**Task directions:** Gather all lines from the material that contain "условии".

******************************

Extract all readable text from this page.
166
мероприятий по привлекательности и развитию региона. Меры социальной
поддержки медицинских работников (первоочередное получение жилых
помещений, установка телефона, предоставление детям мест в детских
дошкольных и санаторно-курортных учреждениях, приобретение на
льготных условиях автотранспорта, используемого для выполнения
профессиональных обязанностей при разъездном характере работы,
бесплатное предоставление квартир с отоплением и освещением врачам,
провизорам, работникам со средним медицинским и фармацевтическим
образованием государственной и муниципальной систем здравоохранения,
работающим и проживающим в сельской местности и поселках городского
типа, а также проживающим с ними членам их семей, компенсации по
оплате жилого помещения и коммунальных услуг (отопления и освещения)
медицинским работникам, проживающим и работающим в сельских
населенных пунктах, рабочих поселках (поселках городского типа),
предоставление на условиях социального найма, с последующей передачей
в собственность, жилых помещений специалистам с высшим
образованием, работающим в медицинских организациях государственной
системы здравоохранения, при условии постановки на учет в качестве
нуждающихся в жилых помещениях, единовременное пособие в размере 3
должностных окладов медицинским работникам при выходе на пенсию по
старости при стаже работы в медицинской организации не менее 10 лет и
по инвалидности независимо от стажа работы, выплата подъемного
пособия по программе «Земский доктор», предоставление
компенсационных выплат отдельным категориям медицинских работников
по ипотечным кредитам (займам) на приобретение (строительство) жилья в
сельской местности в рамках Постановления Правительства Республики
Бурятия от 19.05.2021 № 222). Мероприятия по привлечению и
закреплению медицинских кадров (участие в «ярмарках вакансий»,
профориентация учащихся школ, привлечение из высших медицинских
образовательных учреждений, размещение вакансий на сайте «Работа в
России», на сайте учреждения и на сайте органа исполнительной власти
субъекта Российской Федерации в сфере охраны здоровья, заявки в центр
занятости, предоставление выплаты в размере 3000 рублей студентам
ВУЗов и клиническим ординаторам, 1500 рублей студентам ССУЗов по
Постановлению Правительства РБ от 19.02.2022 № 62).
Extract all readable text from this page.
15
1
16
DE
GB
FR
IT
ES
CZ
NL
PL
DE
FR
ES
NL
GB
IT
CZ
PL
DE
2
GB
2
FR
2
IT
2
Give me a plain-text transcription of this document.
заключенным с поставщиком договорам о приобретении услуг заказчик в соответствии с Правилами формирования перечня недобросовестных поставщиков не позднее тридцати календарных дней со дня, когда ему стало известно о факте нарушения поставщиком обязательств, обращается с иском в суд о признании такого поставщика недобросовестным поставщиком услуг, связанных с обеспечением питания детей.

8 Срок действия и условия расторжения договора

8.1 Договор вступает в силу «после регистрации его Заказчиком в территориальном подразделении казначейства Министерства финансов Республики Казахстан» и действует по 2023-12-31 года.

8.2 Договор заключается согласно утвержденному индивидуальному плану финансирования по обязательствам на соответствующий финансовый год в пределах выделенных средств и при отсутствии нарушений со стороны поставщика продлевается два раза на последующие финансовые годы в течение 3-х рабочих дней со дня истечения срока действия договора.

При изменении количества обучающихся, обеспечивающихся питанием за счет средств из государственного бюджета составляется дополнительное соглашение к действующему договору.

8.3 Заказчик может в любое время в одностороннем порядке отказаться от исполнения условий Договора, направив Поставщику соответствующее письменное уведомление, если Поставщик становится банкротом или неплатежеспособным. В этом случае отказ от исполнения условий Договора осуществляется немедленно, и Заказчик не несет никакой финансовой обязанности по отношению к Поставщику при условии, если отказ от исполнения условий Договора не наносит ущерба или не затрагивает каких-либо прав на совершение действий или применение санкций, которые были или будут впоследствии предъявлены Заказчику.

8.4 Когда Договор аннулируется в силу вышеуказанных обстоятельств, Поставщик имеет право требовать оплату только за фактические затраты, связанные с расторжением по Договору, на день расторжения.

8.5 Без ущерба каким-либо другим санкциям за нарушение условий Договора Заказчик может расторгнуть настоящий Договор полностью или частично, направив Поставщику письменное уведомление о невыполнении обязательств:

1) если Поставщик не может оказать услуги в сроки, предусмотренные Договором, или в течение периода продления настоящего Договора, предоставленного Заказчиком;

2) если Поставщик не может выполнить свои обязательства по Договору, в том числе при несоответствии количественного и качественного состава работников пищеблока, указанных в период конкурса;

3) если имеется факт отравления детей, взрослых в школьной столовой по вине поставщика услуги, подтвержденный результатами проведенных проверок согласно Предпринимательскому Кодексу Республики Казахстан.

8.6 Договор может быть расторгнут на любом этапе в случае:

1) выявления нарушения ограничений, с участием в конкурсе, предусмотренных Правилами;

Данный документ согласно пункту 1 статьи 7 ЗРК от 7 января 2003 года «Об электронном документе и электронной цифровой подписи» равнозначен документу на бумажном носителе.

******************************

**Task output:**
системы здравоохранения, при условии постановки на учет в качестве
8.3 Заказчик может в любое время в одностороннем порядке отказаться от исполнения условий Договора, направив Поставщику соответствующее письменное уведомление, если Поставщик становится банкротом или неплатежеспособным. В этом случае отказ от исполнения условий Договора осуществляется немедленно, и Заказчик не несет никакой финансовой обязанности по отношению к Поставщику при условии, если отказ от исполнения условий Договора не наносит ущерба или не затрагивает каких-либо прав на совершение действий или применение санкций, которые были или будут впоследствии предъявлены Заказчику.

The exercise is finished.